→ **Problem to solve**:
In the records, copy out the lines starting with the line that contains "Text: O: O [111,190,118,200]" and going on through the line that contains "Text: O: O [95,218,103,228]", changing nothing.

→ **Data rows**:
►

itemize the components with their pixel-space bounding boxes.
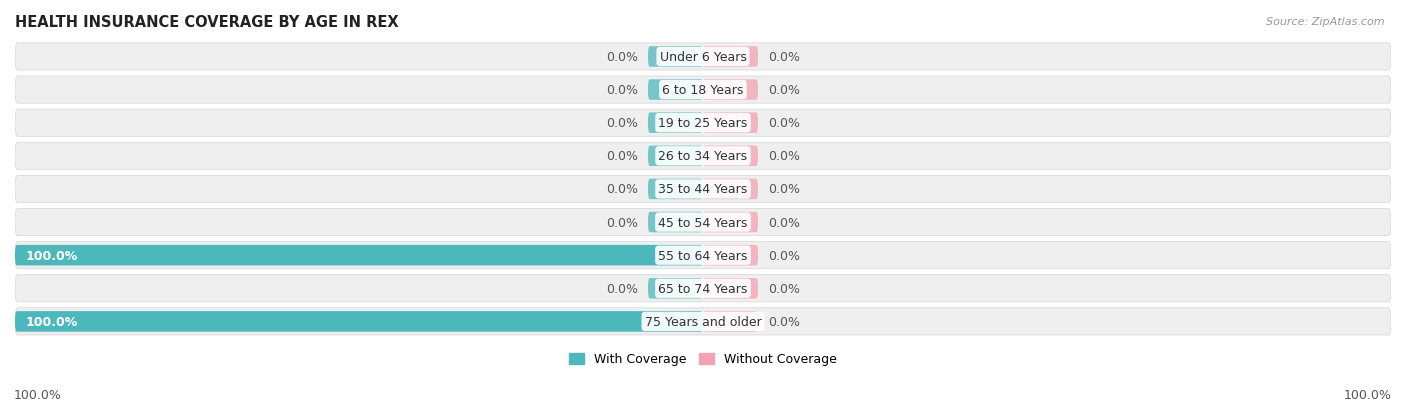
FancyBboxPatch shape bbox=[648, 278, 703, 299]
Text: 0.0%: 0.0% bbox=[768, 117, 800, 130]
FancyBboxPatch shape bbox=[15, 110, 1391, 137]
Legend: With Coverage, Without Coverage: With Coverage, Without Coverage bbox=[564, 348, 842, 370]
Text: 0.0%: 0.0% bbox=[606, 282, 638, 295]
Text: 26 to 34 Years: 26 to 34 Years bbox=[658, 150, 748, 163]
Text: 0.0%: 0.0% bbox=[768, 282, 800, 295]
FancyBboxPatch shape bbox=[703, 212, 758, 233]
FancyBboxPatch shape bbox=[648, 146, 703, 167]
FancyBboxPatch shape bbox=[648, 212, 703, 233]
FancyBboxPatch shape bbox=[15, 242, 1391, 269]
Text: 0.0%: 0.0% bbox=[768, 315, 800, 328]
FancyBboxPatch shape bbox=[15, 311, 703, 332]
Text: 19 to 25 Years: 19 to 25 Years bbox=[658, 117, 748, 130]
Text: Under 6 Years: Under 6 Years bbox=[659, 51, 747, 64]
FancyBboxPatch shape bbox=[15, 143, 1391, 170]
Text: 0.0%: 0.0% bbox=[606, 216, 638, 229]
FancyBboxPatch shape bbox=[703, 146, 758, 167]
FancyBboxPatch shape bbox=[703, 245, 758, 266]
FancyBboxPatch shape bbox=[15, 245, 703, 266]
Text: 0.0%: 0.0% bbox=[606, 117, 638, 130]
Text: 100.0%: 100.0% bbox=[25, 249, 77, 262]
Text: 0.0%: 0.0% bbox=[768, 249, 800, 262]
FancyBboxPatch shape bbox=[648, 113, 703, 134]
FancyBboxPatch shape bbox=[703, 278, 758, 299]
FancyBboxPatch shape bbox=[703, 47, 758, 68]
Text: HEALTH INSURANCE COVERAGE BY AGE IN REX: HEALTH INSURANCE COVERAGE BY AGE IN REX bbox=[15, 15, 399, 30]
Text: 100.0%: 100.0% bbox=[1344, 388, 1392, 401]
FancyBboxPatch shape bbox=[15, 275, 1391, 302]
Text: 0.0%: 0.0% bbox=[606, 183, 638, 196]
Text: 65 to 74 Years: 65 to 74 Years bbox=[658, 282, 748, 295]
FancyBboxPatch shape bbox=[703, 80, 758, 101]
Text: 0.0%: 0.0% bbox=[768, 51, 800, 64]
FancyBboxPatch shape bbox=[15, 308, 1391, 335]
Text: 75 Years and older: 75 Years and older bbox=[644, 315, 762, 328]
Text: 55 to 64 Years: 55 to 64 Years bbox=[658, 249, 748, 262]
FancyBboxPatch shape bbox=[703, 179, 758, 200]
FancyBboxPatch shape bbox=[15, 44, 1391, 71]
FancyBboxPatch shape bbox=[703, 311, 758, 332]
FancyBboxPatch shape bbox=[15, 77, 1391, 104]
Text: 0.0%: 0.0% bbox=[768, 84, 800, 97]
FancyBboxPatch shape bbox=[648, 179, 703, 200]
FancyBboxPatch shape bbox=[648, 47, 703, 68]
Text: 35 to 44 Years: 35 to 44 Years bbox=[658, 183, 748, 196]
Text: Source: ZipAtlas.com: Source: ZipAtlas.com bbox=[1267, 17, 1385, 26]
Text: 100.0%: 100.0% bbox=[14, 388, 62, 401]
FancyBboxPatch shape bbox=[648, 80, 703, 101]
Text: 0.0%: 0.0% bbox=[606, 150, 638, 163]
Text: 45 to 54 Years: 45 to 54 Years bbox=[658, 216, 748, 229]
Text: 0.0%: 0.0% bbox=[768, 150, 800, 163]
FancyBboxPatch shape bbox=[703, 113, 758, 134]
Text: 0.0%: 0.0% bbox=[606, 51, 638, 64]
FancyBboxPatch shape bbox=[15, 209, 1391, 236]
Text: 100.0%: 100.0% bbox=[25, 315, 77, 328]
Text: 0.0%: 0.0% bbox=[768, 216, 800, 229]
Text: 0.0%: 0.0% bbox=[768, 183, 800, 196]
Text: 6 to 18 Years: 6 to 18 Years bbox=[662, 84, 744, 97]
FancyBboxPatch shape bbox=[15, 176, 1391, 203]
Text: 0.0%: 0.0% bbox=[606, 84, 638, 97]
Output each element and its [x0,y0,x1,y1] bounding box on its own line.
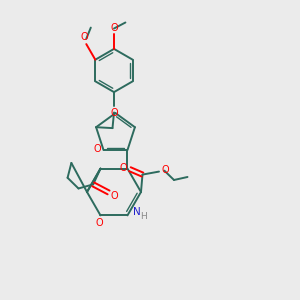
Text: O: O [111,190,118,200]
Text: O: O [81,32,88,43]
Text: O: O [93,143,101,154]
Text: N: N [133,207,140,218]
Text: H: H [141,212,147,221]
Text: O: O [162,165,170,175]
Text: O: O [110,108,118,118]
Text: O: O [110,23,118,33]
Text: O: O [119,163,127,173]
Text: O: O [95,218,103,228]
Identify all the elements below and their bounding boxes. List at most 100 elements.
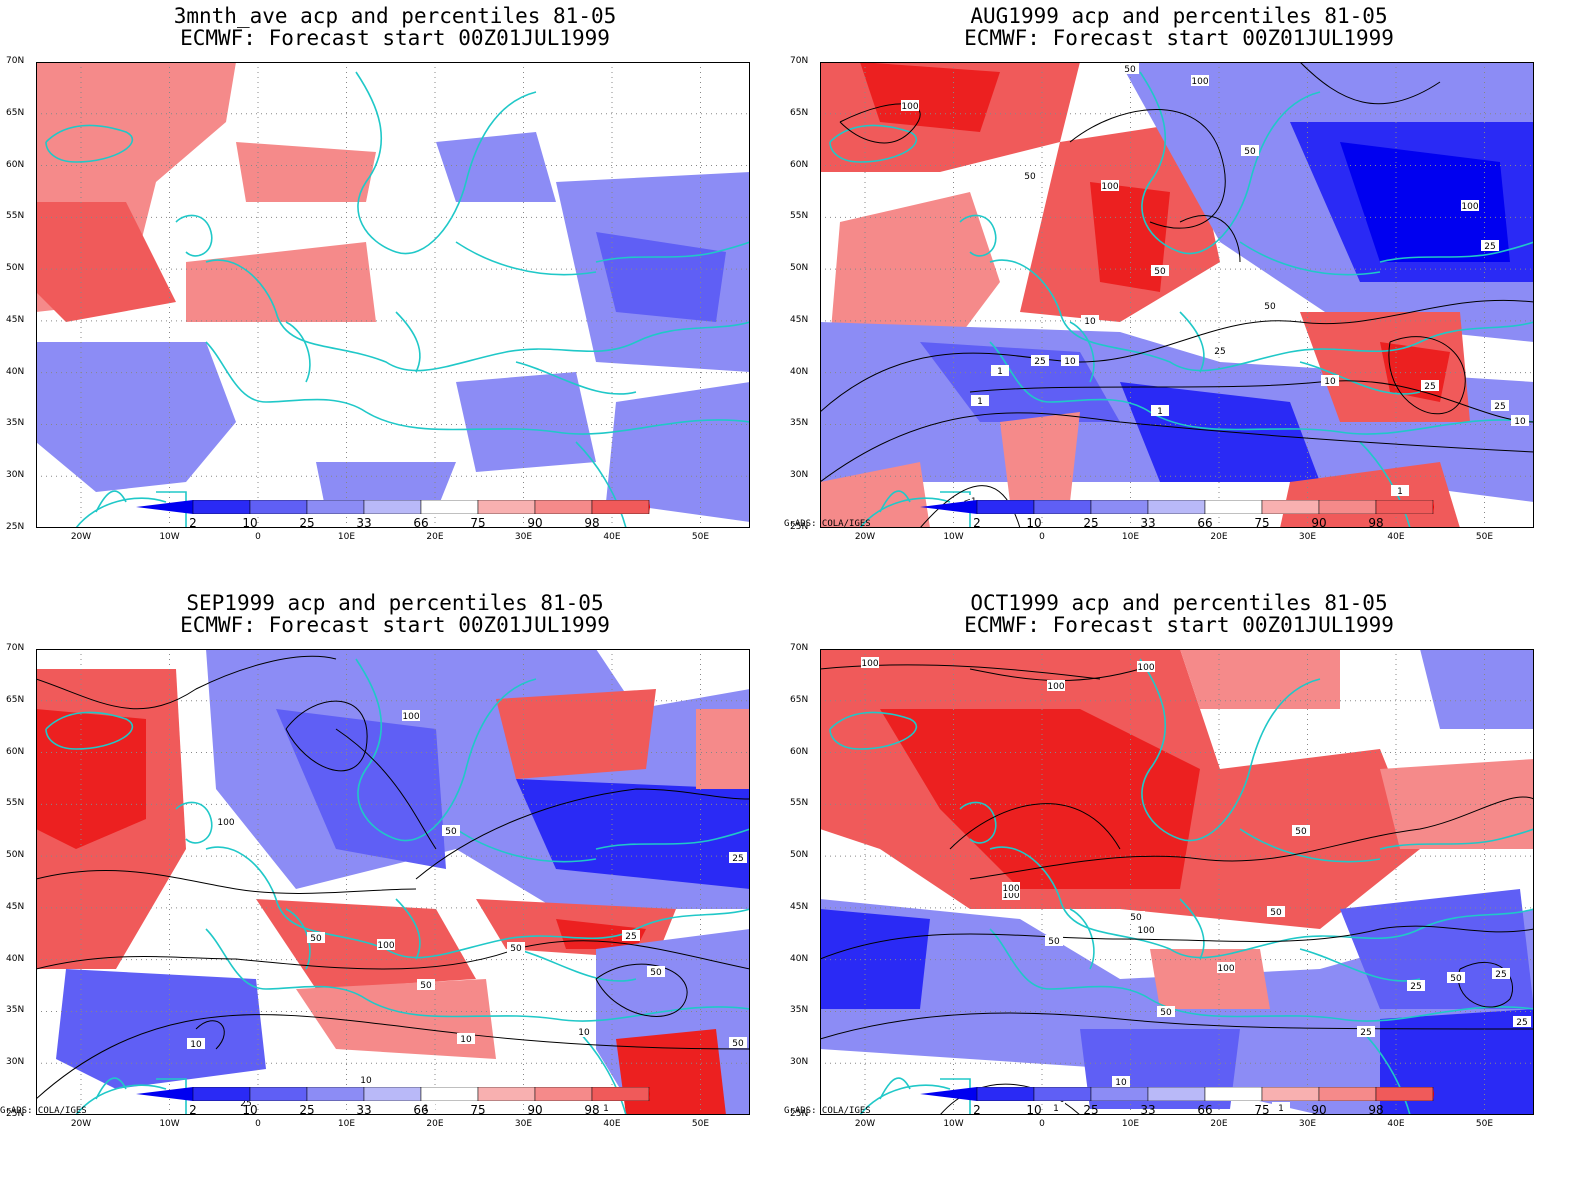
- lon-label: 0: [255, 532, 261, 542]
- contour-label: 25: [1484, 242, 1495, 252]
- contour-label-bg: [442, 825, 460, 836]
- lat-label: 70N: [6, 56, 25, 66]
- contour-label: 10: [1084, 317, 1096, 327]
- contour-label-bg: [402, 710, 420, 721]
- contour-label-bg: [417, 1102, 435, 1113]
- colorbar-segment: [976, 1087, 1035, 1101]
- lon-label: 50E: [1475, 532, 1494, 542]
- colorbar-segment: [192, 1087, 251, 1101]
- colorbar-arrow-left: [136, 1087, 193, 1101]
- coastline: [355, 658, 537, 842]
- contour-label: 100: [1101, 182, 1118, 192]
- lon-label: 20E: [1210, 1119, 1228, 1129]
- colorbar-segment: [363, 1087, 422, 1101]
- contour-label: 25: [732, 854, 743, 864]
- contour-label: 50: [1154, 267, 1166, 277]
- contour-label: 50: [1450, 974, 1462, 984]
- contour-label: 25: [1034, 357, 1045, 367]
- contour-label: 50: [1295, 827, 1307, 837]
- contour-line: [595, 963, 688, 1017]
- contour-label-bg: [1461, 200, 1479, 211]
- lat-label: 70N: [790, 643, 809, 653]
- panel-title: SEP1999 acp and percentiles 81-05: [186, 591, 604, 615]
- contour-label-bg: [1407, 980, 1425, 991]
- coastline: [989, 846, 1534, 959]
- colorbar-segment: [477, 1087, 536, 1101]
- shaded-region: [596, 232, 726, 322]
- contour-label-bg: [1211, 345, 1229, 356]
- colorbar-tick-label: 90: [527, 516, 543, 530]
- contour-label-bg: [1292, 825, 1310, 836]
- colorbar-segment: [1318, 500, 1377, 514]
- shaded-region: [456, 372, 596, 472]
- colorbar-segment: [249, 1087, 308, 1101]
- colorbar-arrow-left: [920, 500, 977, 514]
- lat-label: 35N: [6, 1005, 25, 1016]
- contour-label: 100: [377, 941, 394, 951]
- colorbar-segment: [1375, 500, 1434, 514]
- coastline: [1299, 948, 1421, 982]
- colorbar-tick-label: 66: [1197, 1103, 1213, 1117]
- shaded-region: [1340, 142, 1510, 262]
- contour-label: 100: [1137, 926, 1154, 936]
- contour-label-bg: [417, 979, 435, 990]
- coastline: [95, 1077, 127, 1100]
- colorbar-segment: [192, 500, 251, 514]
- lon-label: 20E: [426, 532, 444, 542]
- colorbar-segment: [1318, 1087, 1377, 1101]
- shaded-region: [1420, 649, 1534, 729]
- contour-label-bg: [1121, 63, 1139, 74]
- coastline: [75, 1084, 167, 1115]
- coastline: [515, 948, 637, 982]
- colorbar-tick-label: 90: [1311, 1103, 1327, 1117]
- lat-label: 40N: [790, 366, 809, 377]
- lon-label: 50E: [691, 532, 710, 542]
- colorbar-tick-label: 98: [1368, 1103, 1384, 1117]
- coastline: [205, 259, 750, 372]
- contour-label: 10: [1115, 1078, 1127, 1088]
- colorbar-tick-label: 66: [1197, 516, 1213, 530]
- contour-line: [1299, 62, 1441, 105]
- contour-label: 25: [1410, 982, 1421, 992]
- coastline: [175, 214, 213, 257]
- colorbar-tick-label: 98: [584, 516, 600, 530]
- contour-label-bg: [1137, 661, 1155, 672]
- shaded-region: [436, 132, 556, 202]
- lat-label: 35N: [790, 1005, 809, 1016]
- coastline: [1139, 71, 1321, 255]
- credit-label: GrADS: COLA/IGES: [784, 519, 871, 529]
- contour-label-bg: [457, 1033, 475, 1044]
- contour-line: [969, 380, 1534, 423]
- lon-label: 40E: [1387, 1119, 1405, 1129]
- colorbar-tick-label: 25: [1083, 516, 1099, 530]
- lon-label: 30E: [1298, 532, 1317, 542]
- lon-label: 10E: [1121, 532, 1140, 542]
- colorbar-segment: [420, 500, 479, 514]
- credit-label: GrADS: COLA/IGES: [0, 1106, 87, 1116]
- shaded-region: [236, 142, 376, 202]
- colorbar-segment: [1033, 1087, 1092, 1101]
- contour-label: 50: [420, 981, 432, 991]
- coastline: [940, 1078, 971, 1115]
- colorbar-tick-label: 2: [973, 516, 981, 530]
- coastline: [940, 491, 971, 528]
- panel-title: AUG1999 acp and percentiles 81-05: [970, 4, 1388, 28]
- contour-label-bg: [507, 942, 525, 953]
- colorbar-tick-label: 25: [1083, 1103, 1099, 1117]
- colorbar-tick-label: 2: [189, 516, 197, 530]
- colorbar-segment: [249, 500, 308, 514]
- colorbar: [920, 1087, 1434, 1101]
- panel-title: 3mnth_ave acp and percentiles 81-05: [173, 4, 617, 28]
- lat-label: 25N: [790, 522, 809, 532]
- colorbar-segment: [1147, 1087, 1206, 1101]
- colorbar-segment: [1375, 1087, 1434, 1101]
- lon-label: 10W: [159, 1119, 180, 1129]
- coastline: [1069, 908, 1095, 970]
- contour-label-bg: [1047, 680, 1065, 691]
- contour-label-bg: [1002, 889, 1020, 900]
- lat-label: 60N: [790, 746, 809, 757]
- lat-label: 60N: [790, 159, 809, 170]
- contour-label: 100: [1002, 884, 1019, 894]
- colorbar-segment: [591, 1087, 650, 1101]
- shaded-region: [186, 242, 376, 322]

◄

→ **Result of this task**:
Text: O: O [111,190,118,200]
Text: O: O [81,32,88,43]
Text: O: O [93,143,101,154]
Text: N: N [133,207,140,218]
Text: H: H [141,212,147,221]
Text: O: O [162,165,170,175]
Text: O: O [110,108,118,118]
Text: O: O [110,23,118,33]
Text: O: O [119,163,127,173]
Text: O: O [95,218,103,228]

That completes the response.